= THE PROBLEM =
Return all of the data exactly as given.

= GIVEN RECORDS =
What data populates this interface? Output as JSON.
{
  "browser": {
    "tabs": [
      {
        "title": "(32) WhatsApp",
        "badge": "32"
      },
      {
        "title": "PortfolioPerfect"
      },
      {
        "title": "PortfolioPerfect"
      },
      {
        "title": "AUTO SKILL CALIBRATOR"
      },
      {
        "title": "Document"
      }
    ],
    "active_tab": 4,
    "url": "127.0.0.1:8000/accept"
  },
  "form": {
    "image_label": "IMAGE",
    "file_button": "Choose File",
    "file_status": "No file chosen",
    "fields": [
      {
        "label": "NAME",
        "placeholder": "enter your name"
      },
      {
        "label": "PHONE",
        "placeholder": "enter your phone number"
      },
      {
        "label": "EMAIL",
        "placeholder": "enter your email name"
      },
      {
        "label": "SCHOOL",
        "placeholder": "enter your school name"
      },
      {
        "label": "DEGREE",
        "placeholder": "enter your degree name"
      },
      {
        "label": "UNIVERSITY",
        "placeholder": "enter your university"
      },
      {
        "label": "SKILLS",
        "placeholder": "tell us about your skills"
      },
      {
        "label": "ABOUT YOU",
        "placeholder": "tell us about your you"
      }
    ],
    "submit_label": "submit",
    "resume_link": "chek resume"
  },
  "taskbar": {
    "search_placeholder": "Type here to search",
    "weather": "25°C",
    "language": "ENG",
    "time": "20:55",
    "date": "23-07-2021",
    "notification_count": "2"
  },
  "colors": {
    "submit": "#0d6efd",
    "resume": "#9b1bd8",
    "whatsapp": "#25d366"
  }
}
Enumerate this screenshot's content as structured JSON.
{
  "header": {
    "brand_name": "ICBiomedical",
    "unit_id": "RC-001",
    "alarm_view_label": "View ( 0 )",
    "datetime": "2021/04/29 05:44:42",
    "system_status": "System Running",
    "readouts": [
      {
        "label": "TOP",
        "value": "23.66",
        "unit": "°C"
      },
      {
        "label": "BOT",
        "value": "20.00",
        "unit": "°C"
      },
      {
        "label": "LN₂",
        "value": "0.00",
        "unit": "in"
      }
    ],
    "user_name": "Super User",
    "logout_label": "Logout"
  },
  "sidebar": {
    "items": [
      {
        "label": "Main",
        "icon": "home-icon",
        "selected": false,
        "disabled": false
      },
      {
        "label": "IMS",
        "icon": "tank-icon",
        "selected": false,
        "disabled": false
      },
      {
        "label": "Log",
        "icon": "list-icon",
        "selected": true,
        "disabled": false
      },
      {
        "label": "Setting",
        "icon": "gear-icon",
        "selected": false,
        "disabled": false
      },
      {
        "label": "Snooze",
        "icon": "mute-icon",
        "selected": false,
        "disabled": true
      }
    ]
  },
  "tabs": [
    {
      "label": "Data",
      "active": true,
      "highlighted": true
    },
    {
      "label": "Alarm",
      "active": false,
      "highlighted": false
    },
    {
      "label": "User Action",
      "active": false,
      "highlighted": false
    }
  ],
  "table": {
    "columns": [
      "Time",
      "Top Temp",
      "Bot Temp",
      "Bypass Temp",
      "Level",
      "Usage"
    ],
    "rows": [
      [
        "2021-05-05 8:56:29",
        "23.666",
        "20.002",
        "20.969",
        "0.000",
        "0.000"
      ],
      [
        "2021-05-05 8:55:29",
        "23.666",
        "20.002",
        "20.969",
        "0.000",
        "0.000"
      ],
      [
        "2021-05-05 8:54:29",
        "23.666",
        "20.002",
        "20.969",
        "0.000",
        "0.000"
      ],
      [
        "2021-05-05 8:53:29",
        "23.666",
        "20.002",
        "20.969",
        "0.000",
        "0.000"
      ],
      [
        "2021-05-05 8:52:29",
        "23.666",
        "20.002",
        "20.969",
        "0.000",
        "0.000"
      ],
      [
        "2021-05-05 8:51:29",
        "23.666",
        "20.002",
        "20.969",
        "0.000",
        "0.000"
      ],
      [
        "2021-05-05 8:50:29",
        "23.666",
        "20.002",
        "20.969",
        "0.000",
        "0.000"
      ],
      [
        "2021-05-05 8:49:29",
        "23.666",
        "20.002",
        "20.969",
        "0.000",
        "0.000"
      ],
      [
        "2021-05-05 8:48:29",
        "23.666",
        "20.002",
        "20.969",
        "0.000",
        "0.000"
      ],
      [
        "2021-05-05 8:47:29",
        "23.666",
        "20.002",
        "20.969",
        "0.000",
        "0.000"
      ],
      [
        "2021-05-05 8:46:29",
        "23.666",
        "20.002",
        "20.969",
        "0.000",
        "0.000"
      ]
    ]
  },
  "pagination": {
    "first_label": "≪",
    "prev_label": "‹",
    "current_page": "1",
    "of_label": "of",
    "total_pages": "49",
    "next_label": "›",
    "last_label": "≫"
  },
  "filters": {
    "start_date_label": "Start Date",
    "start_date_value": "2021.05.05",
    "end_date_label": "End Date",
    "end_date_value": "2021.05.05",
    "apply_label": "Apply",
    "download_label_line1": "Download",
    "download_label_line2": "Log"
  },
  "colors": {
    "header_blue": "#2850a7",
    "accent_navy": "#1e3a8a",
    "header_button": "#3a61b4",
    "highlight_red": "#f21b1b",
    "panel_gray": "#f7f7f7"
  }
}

= ANSWER TO THE EXERCISE =
What data populates this interface? Output as JSON.
{
  "browser": {
    "tabs": [
      {
        "title": "(32) WhatsApp",
        "badge": "32"
      },
      {
        "title": "PortfolioPerfect"
      },
      {
        "title": "PortfolioPerfect"
      },
      {
        "title": "AUTO SKILL CALIBRATOR"
      },
      {
        "title": "Document"
      }
    ],
    "active_tab": 4,
    "url": "127.0.0.1:8000/accept"
  },
  "form": {
    "image_label": "IMAGE",
    "file_button": "Choose File",
    "file_status": "No file chosen",
    "fields": [
      {
        "label": "NAME",
        "placeholder": "enter your name"
      },
      {
        "label": "PHONE",
        "placeholder": "enter your phone number"
      },
      {
        "label": "EMAIL",
        "placeholder": "enter your email name"
      },
      {
        "label": "SCHOOL",
        "placeholder": "enter your school name"
      },
      {
        "label": "DEGREE",
        "placeholder": "enter your degree name"
      },
      {
        "label": "UNIVERSITY",
        "placeholder": "enter your university"
      },
      {
        "label": "SKILLS",
        "placeholder": "tell us about your skills"
      },
      {
        "label": "ABOUT YOU",
        "placeholder": "tell us about your you"
      }
    ],
    "submit_label": "submit",
    "resume_link": "chek resume"
  },
  "taskbar": {
    "search_placeholder": "Type here to search",
    "weather": "25°C",
    "language": "ENG",
    "time": "20:55",
    "date": "23-07-2021",
    "notification_count": "2"
  },
  "colors": {
    "submit": "#0d6efd",
    "resume": "#9b1bd8",
    "whatsapp": "#25d366"
  }
}
Enumerate this screenshot's content as structured JSON.
{
  "header": {
    "brand_name": "ICBiomedical",
    "unit_id": "RC-001",
    "alarm_view_label": "View ( 0 )",
    "datetime": "2021/04/29 05:44:42",
    "system_status": "System Running",
    "readouts": [
      {
        "label": "TOP",
        "value": "23.66",
        "unit": "°C"
      },
      {
        "label": "BOT",
        "value": "20.00",
        "unit": "°C"
      },
      {
        "label": "LN₂",
        "value": "0.00",
        "unit": "in"
      }
    ],
    "user_name": "Super User",
    "logout_label": "Logout"
  },
  "sidebar": {
    "items": [
      {
        "label": "Main",
        "icon": "home-icon",
        "selected": false,
        "disabled": false
      },
      {
        "label": "IMS",
        "icon": "tank-icon",
        "selected": false,
        "disabled": false
      },
      {
        "label": "Log",
        "icon": "list-icon",
        "selected": true,
        "disabled": false
      },
      {
        "label": "Setting",
        "icon": "gear-icon",
        "selected": false,
        "disabled": false
      },
      {
        "label": "Snooze",
        "icon": "mute-icon",
        "selected": false,
        "disabled": true
      }
    ]
  },
  "tabs": [
    {
      "label": "Data",
      "active": true,
      "highlighted": true
    },
    {
      "label": "Alarm",
      "active": false,
      "highlighted": false
    },
    {
      "label": "User Action",
      "active": false,
      "highlighted": false
    }
  ],
  "table": {
    "columns": [
      "Time",
      "Top Temp",
      "Bot Temp",
      "Bypass Temp",
      "Level",
      "Usage"
    ],
    "rows": [
      [
        "2021-05-05 8:56:29",
        "23.666",
        "20.002",
        "20.969",
        "0.000",
        "0.000"
      ],
      [
        "2021-05-05 8:55:29",
        "23.666",
        "20.002",
        "20.969",
        "0.000",
        "0.000"
      ],
      [
        "2021-05-05 8:54:29",
        "23.666",
        "20.002",
        "20.969",
        "0.000",
        "0.000"
      ],
      [
        "2021-05-05 8:53:29",
        "23.666",
        "20.002",
        "20.969",
        "0.000",
        "0.000"
      ],
      [
        "2021-05-05 8:52:29",
        "23.666",
        "20.002",
        "20.969",
        "0.000",
        "0.000"
      ],
      [
        "2021-05-05 8:51:29",
        "23.666",
        "20.002",
        "20.969",
        "0.000",
        "0.000"
      ],
      [
        "2021-05-05 8:50:29",
        "23.666",
        "20.002",
        "20.969",
        "0.000",
        "0.000"
      ],
      [
        "2021-05-05 8:49:29",
        "23.666",
        "20.002",
        "20.969",
        "0.000",
        "0.000"
      ],
      [
        "2021-05-05 8:48:29",
        "23.666",
        "20.002",
        "20.969",
        "0.000",
        "0.000"
      ],
      [
        "2021-05-05 8:47:29",
        "23.666",
        "20.002",
        "20.969",
        "0.000",
        "0.000"
      ],
      [
        "2021-05-05 8:46:29",
        "23.666",
        "20.002",
        "20.969",
        "0.000",
        "0.000"
      ]
    ]
  },
  "pagination": {
    "first_label": "≪",
    "prev_label": "‹",
    "current_page": "1",
    "of_label": "of",
    "total_pages": "49",
    "next_label": "›",
    "last_label": "≫"
  },
  "filters": {
    "start_date_label": "Start Date",
    "start_date_value": "2021.05.05",
    "end_date_label": "End Date",
    "end_date_value": "2021.05.05",
    "apply_label": "Apply",
    "download_label_line1": "Download",
    "download_label_line2": "Log"
  },
  "colors": {
    "header_blue": "#2850a7",
    "accent_navy": "#1e3a8a",
    "header_button": "#3a61b4",
    "highlight_red": "#f21b1b",
    "panel_gray": "#f7f7f7"
  }
}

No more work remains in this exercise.